/---
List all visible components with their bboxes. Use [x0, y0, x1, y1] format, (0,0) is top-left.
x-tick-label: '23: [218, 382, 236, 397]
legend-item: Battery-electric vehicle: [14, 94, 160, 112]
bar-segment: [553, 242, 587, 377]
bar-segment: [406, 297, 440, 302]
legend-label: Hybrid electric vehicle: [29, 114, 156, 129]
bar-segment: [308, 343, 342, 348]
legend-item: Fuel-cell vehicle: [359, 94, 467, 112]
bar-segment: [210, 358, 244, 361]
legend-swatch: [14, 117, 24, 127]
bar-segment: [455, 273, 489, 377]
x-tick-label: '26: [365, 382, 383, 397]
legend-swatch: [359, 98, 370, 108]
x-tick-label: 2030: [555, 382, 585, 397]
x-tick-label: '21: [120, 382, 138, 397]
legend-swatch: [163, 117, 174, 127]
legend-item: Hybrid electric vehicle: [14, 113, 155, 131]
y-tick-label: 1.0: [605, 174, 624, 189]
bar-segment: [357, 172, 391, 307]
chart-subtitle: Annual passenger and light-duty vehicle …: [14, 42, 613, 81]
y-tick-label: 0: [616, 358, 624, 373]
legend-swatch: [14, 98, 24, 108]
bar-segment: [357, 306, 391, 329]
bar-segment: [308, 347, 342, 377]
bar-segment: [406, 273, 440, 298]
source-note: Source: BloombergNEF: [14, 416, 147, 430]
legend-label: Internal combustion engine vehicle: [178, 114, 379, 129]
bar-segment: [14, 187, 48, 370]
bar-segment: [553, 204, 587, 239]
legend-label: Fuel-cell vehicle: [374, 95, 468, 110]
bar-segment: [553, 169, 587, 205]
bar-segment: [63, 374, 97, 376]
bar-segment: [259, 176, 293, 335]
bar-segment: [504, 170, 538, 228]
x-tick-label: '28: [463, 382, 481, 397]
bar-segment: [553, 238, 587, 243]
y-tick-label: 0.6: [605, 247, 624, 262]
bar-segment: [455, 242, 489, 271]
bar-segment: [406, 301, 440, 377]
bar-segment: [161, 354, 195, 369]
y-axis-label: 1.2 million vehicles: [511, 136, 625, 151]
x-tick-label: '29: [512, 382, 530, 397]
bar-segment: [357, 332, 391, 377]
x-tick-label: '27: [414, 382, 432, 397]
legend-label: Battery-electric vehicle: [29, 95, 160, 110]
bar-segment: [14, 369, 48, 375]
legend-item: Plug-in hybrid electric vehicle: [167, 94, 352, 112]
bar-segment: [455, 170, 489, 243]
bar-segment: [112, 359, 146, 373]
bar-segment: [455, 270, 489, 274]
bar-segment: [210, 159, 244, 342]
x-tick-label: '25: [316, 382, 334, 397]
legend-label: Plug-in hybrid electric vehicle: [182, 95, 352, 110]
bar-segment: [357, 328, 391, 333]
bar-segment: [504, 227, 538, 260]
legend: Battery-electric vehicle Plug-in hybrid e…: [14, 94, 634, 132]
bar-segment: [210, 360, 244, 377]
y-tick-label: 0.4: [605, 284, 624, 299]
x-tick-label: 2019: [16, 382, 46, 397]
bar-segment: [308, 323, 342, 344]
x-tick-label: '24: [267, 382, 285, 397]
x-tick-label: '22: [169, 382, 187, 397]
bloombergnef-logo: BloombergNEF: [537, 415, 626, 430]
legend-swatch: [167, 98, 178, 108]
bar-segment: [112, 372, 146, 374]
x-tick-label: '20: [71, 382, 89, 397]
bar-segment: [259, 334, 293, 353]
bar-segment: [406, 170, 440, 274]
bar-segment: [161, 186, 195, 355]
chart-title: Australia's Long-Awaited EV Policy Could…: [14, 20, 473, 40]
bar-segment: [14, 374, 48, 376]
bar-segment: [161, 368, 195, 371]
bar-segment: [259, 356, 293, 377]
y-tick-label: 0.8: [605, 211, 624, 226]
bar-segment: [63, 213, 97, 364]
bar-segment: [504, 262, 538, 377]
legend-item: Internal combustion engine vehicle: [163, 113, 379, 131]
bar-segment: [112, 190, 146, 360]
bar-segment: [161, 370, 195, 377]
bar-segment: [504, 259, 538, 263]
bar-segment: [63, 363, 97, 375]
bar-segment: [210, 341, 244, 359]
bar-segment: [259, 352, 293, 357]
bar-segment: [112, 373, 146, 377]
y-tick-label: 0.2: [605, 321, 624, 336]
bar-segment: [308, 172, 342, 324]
\---
Task to complete:
Count the lines in the rows above that contain the string "Plug", and reply with only that number.

Expected output:
3